• _Work instructions_: All of the lines below are to be printed again exactly; images are excluded from the output.
## START Material to process
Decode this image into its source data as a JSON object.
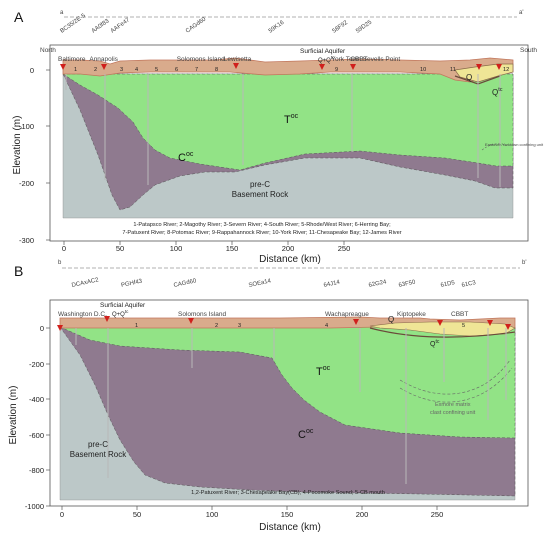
{
  "panelA": {
    "panel_label": "A",
    "endpoint_left": "a",
    "endpoint_right": "a'",
    "direction_left": "North",
    "direction_right": "South",
    "wells": [
      {
        "id": "BC35/2E-5",
        "km": -2
      },
      {
        "id": "AA0f83",
        "km": 26
      },
      {
        "id": "AAFe47",
        "km": 43
      },
      {
        "id": "CAGd60",
        "km": 110
      },
      {
        "id": "59K16",
        "km": 184
      },
      {
        "id": "58F92",
        "km": 241
      },
      {
        "id": "59D25",
        "km": 262
      }
    ],
    "places": [
      {
        "name": "Baltimore",
        "km": 0
      },
      {
        "name": "Annapolis",
        "km": 28
      },
      {
        "name": "Solomons Island",
        "km": 106
      },
      {
        "name": "Lewisetta",
        "km": 148
      },
      {
        "name": "York Town",
        "km": 244
      },
      {
        "name": "CBBT",
        "km": 261
      },
      {
        "name": "Sevells Point",
        "km": 272
      }
    ],
    "labels": {
      "aquifer": "Surficial Aquifer",
      "aquifer_sub": "Q+Q",
      "aquifer_sup": "tc",
      "q": "Q",
      "qtc": "Q",
      "qtc_sup": "tc",
      "toc": "T",
      "toc_sup": "oc",
      "coc": "C",
      "coc_sup": "oc",
      "basement_1": "pre-C",
      "basement_2": "Basement Rock",
      "confining": "Eastover-Yorktown confining unit"
    },
    "river_numbers": [
      "1",
      "2",
      "3",
      "4",
      "5",
      "6",
      "7",
      "8",
      "9",
      "10",
      "11",
      "12"
    ],
    "notes": [
      "1-Patapsco River; 2-Magothy River; 3-Severn River; 4-South River; 5-Rhode/West River; 6-Herring Bay;",
      "7-Patuxent River; 8-Potomac River; 9-Rappahannock River; 10-York River; 11-Chesapeake Bay; 12-James River"
    ],
    "axis": {
      "ylabel": "Elevation (m)",
      "xlabel": "Distance (km)",
      "yticks": [
        "0",
        "-100",
        "-200",
        "-300"
      ],
      "xticks": [
        "0",
        "50",
        "100",
        "150",
        "200",
        "250"
      ]
    }
  },
  "panelB": {
    "panel_label": "B",
    "endpoint_left": "b",
    "endpoint_right": "b'",
    "wells": [
      {
        "id": "DCAxAC2",
        "km": 12
      },
      {
        "id": "PGHf43",
        "km": 45
      },
      {
        "id": "CAGd60",
        "km": 80
      },
      {
        "id": "SOEa14",
        "km": 130
      },
      {
        "id": "64J14",
        "km": 180
      },
      {
        "id": "62G24",
        "km": 210
      },
      {
        "id": "63F50",
        "km": 230
      },
      {
        "id": "61D5",
        "km": 258
      },
      {
        "id": "61C3",
        "km": 272
      }
    ],
    "places": [
      {
        "name": "Washington D.C.",
        "km": 0
      },
      {
        "name": "Solomons Island",
        "km": 80
      },
      {
        "name": "Wachapreague",
        "km": 178
      },
      {
        "name": "Kiptopeke",
        "km": 226
      },
      {
        "name": "CBBT",
        "km": 262
      }
    ],
    "labels": {
      "aquifer": "Surficial Aquifer",
      "aquifer_sub": "Q+Q",
      "aquifer_sup": "tc",
      "q": "Q",
      "qtc": "Q",
      "qtc_sup": "tc",
      "toc": "T",
      "toc_sup": "oc",
      "coc": "C",
      "coc_sup": "oc",
      "basement_1": "pre-C",
      "basement_2": "Basement Rock",
      "confining_1": "Exmore matrix",
      "confining_2": "clast confining unit"
    },
    "river_numbers": [
      "1",
      "2",
      "3",
      "4",
      "5"
    ],
    "notes": [
      "1,2-Patuxent River; 3-Chesapeake Bay(CB); 4-Pocomoke Sound; 5-CB mouth"
    ],
    "axis": {
      "ylabel": "Elevation (m)",
      "xlabel": "Distance (km)",
      "yticks": [
        "0",
        "-200",
        "-400",
        "-600",
        "-800",
        "-1000"
      ],
      "xticks": [
        "0",
        "50",
        "100",
        "150",
        "200",
        "250"
      ]
    }
  },
  "colors": {
    "tertiary_green": "#92e386",
    "cretaceous_purple": "#8f7a8f",
    "basement_gray": "#bcc8c8",
    "water_blue": "#87c4ea",
    "surficial_tan": "#d9ab8c",
    "surficial_red": "#c1765c",
    "q_yellow": "#efe596",
    "well_red": "#d0201c",
    "well_line": "#b8b8b8"
  }
}
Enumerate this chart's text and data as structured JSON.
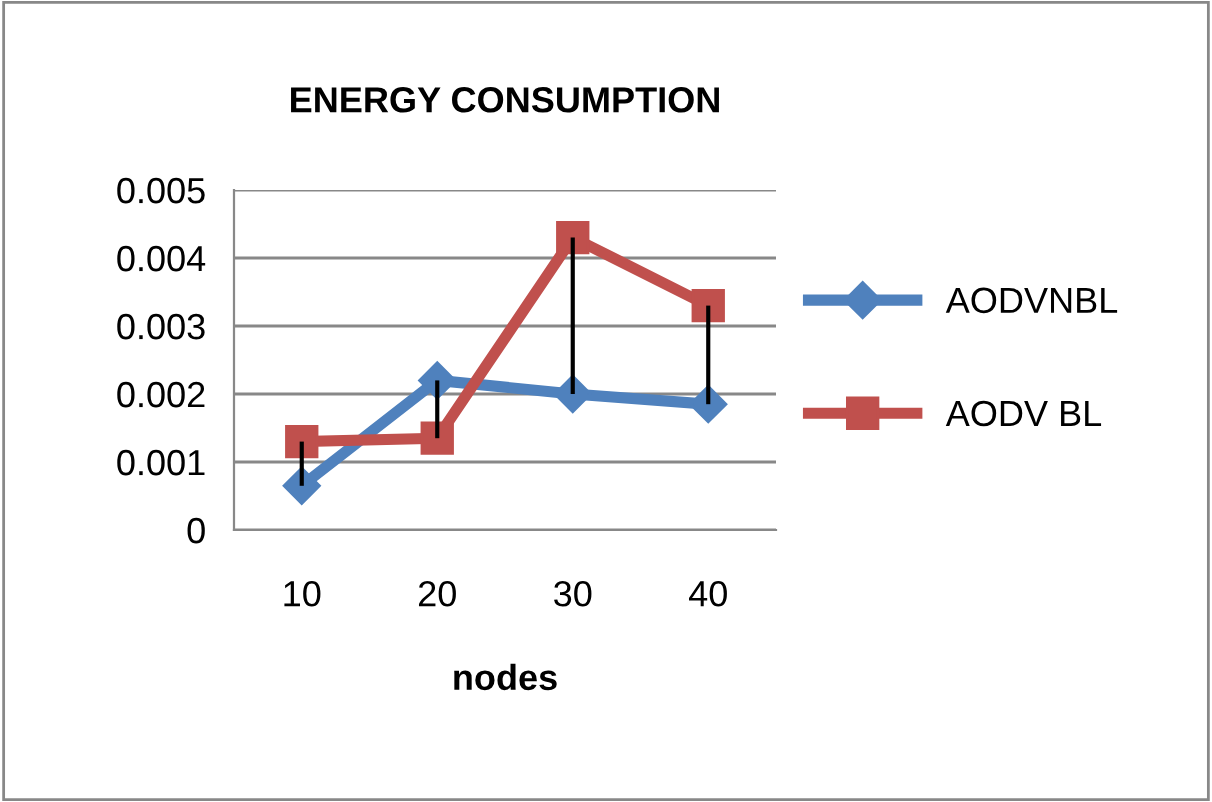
{
  "chart_data": {
    "type": "line",
    "title": "ENERGY CONSUMPTION",
    "xlabel": "nodes",
    "categories": [
      "10",
      "20",
      "30",
      "40"
    ],
    "series": [
      {
        "name": "AODVNBL",
        "color": "#4f81bd",
        "marker": "diamond",
        "values": [
          0.00065,
          0.0022,
          0.002,
          0.00185
        ]
      },
      {
        "name": "AODV BL",
        "color": "#c0504d",
        "marker": "square",
        "values": [
          0.0013,
          0.00135,
          0.0043,
          0.0033
        ],
        "errors": [
          [
            0.00065,
            0.0013
          ],
          [
            0.00135,
            0.0022
          ],
          [
            0.002,
            0.0043
          ],
          [
            0.00185,
            0.0033
          ]
        ]
      }
    ],
    "ylim": [
      0,
      0.005
    ],
    "yticks": [
      0,
      0.001,
      0.002,
      0.003,
      0.004,
      0.005
    ],
    "grid": "y",
    "legend": "right",
    "line_style": "solid"
  }
}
## END Material to process
• _Solution to the exercise_:
Decode this image into its source data as a JSON object.
{
  "panelA": {
    "panel_label": "A",
    "endpoint_left": "a",
    "endpoint_right": "a'",
    "direction_left": "North",
    "direction_right": "South",
    "wells": [
      {
        "id": "BC35/2E-5",
        "km": -2
      },
      {
        "id": "AA0f83",
        "km": 26
      },
      {
        "id": "AAFe47",
        "km": 43
      },
      {
        "id": "CAGd60",
        "km": 110
      },
      {
        "id": "59K16",
        "km": 184
      },
      {
        "id": "58F92",
        "km": 241
      },
      {
        "id": "59D25",
        "km": 262
      }
    ],
    "places": [
      {
        "name": "Baltimore",
        "km": 0
      },
      {
        "name": "Annapolis",
        "km": 28
      },
      {
        "name": "Solomons Island",
        "km": 106
      },
      {
        "name": "Lewisetta",
        "km": 148
      },
      {
        "name": "York Town",
        "km": 244
      },
      {
        "name": "CBBT",
        "km": 261
      },
      {
        "name": "Sevells Point",
        "km": 272
      }
    ],
    "labels": {
      "aquifer": "Surficial Aquifer",
      "aquifer_sub": "Q+Q",
      "aquifer_sup": "tc",
      "q": "Q",
      "qtc": "Q",
      "qtc_sup": "tc",
      "toc": "T",
      "toc_sup": "oc",
      "coc": "C",
      "coc_sup": "oc",
      "basement_1": "pre-C",
      "basement_2": "Basement Rock",
      "confining": "Eastover-Yorktown confining unit"
    },
    "river_numbers": [
      "1",
      "2",
      "3",
      "4",
      "5",
      "6",
      "7",
      "8",
      "9",
      "10",
      "11",
      "12"
    ],
    "notes": [
      "1-Patapsco River; 2-Magothy River; 3-Severn River; 4-South River; 5-Rhode/West River; 6-Herring Bay;",
      "7-Patuxent River; 8-Potomac River; 9-Rappahannock River; 10-York River; 11-Chesapeake Bay; 12-James River"
    ],
    "axis": {
      "ylabel": "Elevation (m)",
      "xlabel": "Distance (km)",
      "yticks": [
        "0",
        "-100",
        "-200",
        "-300"
      ],
      "xticks": [
        "0",
        "50",
        "100",
        "150",
        "200",
        "250"
      ]
    }
  },
  "panelB": {
    "panel_label": "B",
    "endpoint_left": "b",
    "endpoint_right": "b'",
    "wells": [
      {
        "id": "DCAxAC2",
        "km": 12
      },
      {
        "id": "PGHf43",
        "km": 45
      },
      {
        "id": "CAGd60",
        "km": 80
      },
      {
        "id": "SOEa14",
        "km": 130
      },
      {
        "id": "64J14",
        "km": 180
      },
      {
        "id": "62G24",
        "km": 210
      },
      {
        "id": "63F50",
        "km": 230
      },
      {
        "id": "61D5",
        "km": 258
      },
      {
        "id": "61C3",
        "km": 272
      }
    ],
    "places": [
      {
        "name": "Washington D.C.",
        "km": 0
      },
      {
        "name": "Solomons Island",
        "km": 80
      },
      {
        "name": "Wachapreague",
        "km": 178
      },
      {
        "name": "Kiptopeke",
        "km": 226
      },
      {
        "name": "CBBT",
        "km": 262
      }
    ],
    "labels": {
      "aquifer": "Surficial Aquifer",
      "aquifer_sub": "Q+Q",
      "aquifer_sup": "tc",
      "q": "Q",
      "qtc": "Q",
      "qtc_sup": "tc",
      "toc": "T",
      "toc_sup": "oc",
      "coc": "C",
      "coc_sup": "oc",
      "basement_1": "pre-C",
      "basement_2": "Basement Rock",
      "confining_1": "Exmore matrix",
      "confining_2": "clast confining unit"
    },
    "river_numbers": [
      "1",
      "2",
      "3",
      "4",
      "5"
    ],
    "notes": [
      "1,2-Patuxent River; 3-Chesapeake Bay(CB); 4-Pocomoke Sound; 5-CB mouth"
    ],
    "axis": {
      "ylabel": "Elevation (m)",
      "xlabel": "Distance (km)",
      "yticks": [
        "0",
        "-200",
        "-400",
        "-600",
        "-800",
        "-1000"
      ],
      "xticks": [
        "0",
        "50",
        "100",
        "150",
        "200",
        "250"
      ]
    }
  },
  "colors": {
    "tertiary_green": "#92e386",
    "cretaceous_purple": "#8f7a8f",
    "basement_gray": "#bcc8c8",
    "water_blue": "#87c4ea",
    "surficial_tan": "#d9ab8c",
    "surficial_red": "#c1765c",
    "q_yellow": "#efe596",
    "well_red": "#d0201c",
    "well_line": "#b8b8b8"
  }
}
Enumerate this chart's text and data as structured JSON.
{
  "chart_data": {
    "type": "line",
    "title": "ENERGY CONSUMPTION",
    "xlabel": "nodes",
    "categories": [
      "10",
      "20",
      "30",
      "40"
    ],
    "series": [
      {
        "name": "AODVNBL",
        "color": "#4f81bd",
        "marker": "diamond",
        "values": [
          0.00065,
          0.0022,
          0.002,
          0.00185
        ]
      },
      {
        "name": "AODV BL",
        "color": "#c0504d",
        "marker": "square",
        "values": [
          0.0013,
          0.00135,
          0.0043,
          0.0033
        ],
        "errors": [
          [
            0.00065,
            0.0013
          ],
          [
            0.00135,
            0.0022
          ],
          [
            0.002,
            0.0043
          ],
          [
            0.00185,
            0.0033
          ]
        ]
      }
    ],
    "ylim": [
      0,
      0.005
    ],
    "yticks": [
      0,
      0.001,
      0.002,
      0.003,
      0.004,
      0.005
    ],
    "grid": "y",
    "legend": "right",
    "line_style": "solid"
  }
}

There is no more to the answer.